_REQUIRED TASK A_
Answer these questions using the biography of Charleston Rambo, one answer per line, marked (i), (ii) and (iii) like the questions.
(i) Which high school did Rambo attend?
(ii) In 2019, which teammate finished ahead of Rambo in receiving on the Oklahoma team?
(iii) On what date did Rambo sign with the Carolina Panthers?
_REQUIRED TASK B_
From the records, copy the lines starting at the line that contains "observation-cell [161,77,183,109]" and ending at the line that contains "observation-cell [357,237,379,269]", including both of those lines.

_PAGE EXCERPT_
+--
Charleston Rambo (born August 10, 1999) is an American football wide receiver for the Orlando Guardians of the XFL. He played college football at Oklahoma before transferring to Miami and was signed as an undrafted free agent by the Carolina Panthers in 2022.

High school career
Rambo attended Cedar Hill High School in Cedar Hill, Texas, where he played high school football. As a senior in 2016, he had 87 receptions for 1,590 yards and 25 touchdowns. He committed to playing college football for Oklahoma.

College career
After redshirting his first year at Oklahoma in 2017, Rambo played in 12 games in 2018 and had eight receptions for 125 yards and a touchdown. He took over as a starter in 2019 and started all 14 games. He finished second on the team to CeeDee Lamb with 43 receptions for 743 yards and five touchdowns.

Professional career

Carolina Panthers 
Rambo signed with the Carolina Panthers as an undrafted free agent on May 1, 2022. He was waived on August 30.
+--
_DATA SECTION_
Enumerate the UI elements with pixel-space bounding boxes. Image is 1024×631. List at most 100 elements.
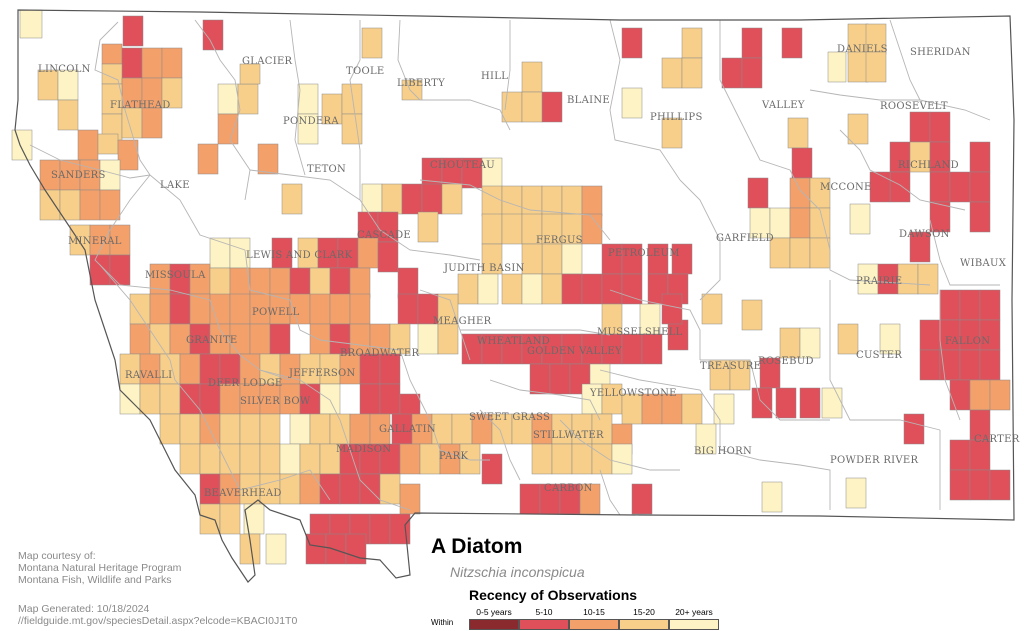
observation-cell [161,77,183,109]
observation-cell [741,27,763,59]
observation-cell [929,111,951,143]
observation-cell [789,177,811,209]
observation-cell [259,443,281,475]
county-label-mccone: MCCONE [820,182,872,193]
observation-cell [417,323,439,355]
observation-cell [57,99,79,131]
observation-cell [269,267,291,299]
observation-cell [141,107,163,139]
observation-cell [701,293,723,325]
map-title: A Diatom [431,535,523,558]
legend-swatch-20-plus [669,619,719,630]
legend-swatch-5-10 [519,619,569,630]
legend-swatch-0-5 [469,619,519,630]
observation-cell [949,469,971,501]
observation-cell [309,267,331,299]
observation-cell [959,349,981,381]
observation-cell [501,273,523,305]
county-label-sheridan: SHERIDAN [910,47,971,58]
observation-cell [529,363,551,395]
observation-cell [799,327,821,359]
observation-cell [581,185,603,217]
county-label-lake: LAKE [160,180,190,191]
montana-state-outline [14,9,1015,583]
county-label-ravalli: RAVALLI [125,370,172,381]
observation-cell [325,533,347,565]
county-label-wibaux: WIBAUX [960,258,1007,269]
observation-cell [481,453,503,485]
county-label-meagher: MEAGHER [433,316,492,327]
observation-cell [929,171,951,203]
observation-cell [847,51,869,83]
observation-cell [397,293,419,325]
legend-label-5-10: 5-10 [535,607,553,617]
legend-swatch-15-20 [619,619,669,630]
observation-cell [199,503,221,535]
observation-cell [809,237,831,269]
observation-cell [289,413,311,445]
observation-cell [481,185,503,217]
observation-cell [695,423,717,455]
county-label-phillips: PHILLIPS [650,112,703,123]
county-label-valley: VALLEY [761,100,805,111]
county-label-powder-river: POWDER RIVER [830,455,919,466]
observation-cell [299,473,321,505]
county-label-pondera: PONDERA [283,116,339,127]
observation-cell [601,303,623,335]
observation-cell [357,237,379,269]
observation-cell [369,513,391,545]
observation-cell [349,413,371,445]
observation-cell [99,189,121,221]
observation-cell [129,293,151,325]
observation-cell [441,183,463,215]
observation-cell [399,443,421,475]
observation-cell [309,413,331,445]
observation-cell [381,183,403,215]
observation-cell [459,443,481,475]
observation-cell [571,443,593,475]
observation-cell [561,185,583,217]
observation-cell [119,383,141,415]
observation-cell [319,383,341,415]
county-label-big-horn: BIG HORN [694,446,752,457]
observation-cell [229,293,251,325]
observation-cell [159,383,181,415]
legend-swatch-10-15 [569,619,619,630]
county-labels: LINCOLN FLATHEAD GLACIER TOOLE LIBERTY HILL BL… [38,44,1019,499]
observation-cell [179,383,201,415]
observation-cell [121,47,143,79]
observation-cell [141,47,163,79]
county-label-missoula: MISSOULA [145,270,206,281]
observation-cell [122,15,144,47]
observation-cell [541,273,563,305]
observation-cell [917,263,939,295]
observation-cell [229,267,251,299]
observation-cell [309,293,331,325]
observation-cell [345,533,367,565]
county-label-liberty: LIBERTY [397,78,445,89]
observation-cell [969,171,991,203]
observation-cell [239,533,261,565]
county-label-rosebud: ROSEBUD [758,356,814,367]
observation-cell [501,213,523,245]
county-label-chouteau: CHOUTEAU [430,160,495,171]
observation-cell [19,9,43,39]
observation-cell [329,413,351,445]
observation-cell [349,293,371,325]
county-label-blaine: BLAINE [567,95,610,106]
observation-cell [149,323,171,355]
observation-cell [297,83,319,115]
observation-cell [837,323,859,355]
observation-cell [939,289,961,321]
observation-cell [989,379,1011,411]
observation-cell [179,413,201,445]
observation-cell [481,213,503,245]
observation-cell [11,129,33,161]
observation-cell [713,393,735,425]
legend-label-20-plus: 20+ years [675,607,713,617]
observation-cell [531,443,553,475]
observation-cell [879,323,901,355]
observation-cell [949,171,971,203]
observation-cell [775,387,797,419]
observation-cell [39,189,61,221]
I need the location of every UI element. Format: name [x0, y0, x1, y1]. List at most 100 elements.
+--
_WRITTEN ANSWER A_
(i) Cedar Hill High School in Cedar Hill, Texas
(ii) CeeDee Lamb
(iii) May 1, 2022

_WRITTEN ANSWER B_
observation-cell [161,77,183,109]
observation-cell [741,27,763,59]
observation-cell [929,111,951,143]
observation-cell [789,177,811,209]
observation-cell [259,443,281,475]
county-label-mccone: MCCONE [820,182,872,193]
observation-cell [417,323,439,355]
observation-cell [57,99,79,131]
observation-cell [269,267,291,299]
observation-cell [141,107,163,139]
observation-cell [701,293,723,325]
map-title: A Diatom [431,535,523,558]
legend-swatch-20-plus [669,619,719,630]
legend-swatch-5-10 [519,619,569,630]
legend-swatch-0-5 [469,619,519,630]
observation-cell [949,469,971,501]
observation-cell [309,267,331,299]
observation-cell [959,349,981,381]
observation-cell [501,273,523,305]
county-label-sheridan: SHERIDAN [910,47,971,58]
observation-cell [529,363,551,395]
observation-cell [799,327,821,359]
observation-cell [581,185,603,217]
county-label-lake: LAKE [160,180,190,191]
montana-state-outline [14,9,1015,583]
county-label-ravalli: RAVALLI [125,370,172,381]
observation-cell [325,533,347,565]
county-label-wibaux: WIBAUX [960,258,1007,269]
observation-cell [481,453,503,485]
county-label-meagher: MEAGHER [433,316,492,327]
observation-cell [929,171,951,203]
observation-cell [847,51,869,83]
observation-cell [397,293,419,325]
legend-label-5-10: 5-10 [535,607,553,617]
legend-swatch-15-20 [619,619,669,630]
observation-cell [199,503,221,535]
observation-cell [809,237,831,269]
observation-cell [289,413,311,445]
observation-cell [481,185,503,217]
observation-cell [695,423,717,455]
county-label-phillips: PHILLIPS [650,112,703,123]
county-label-valley: VALLEY [761,100,805,111]
county-label-powder-river: POWDER RIVER [830,455,919,466]
observation-cell [299,473,321,505]
county-label-pondera: PONDERA [283,116,339,127]
observation-cell [601,303,623,335]
observation-cell [357,237,379,269]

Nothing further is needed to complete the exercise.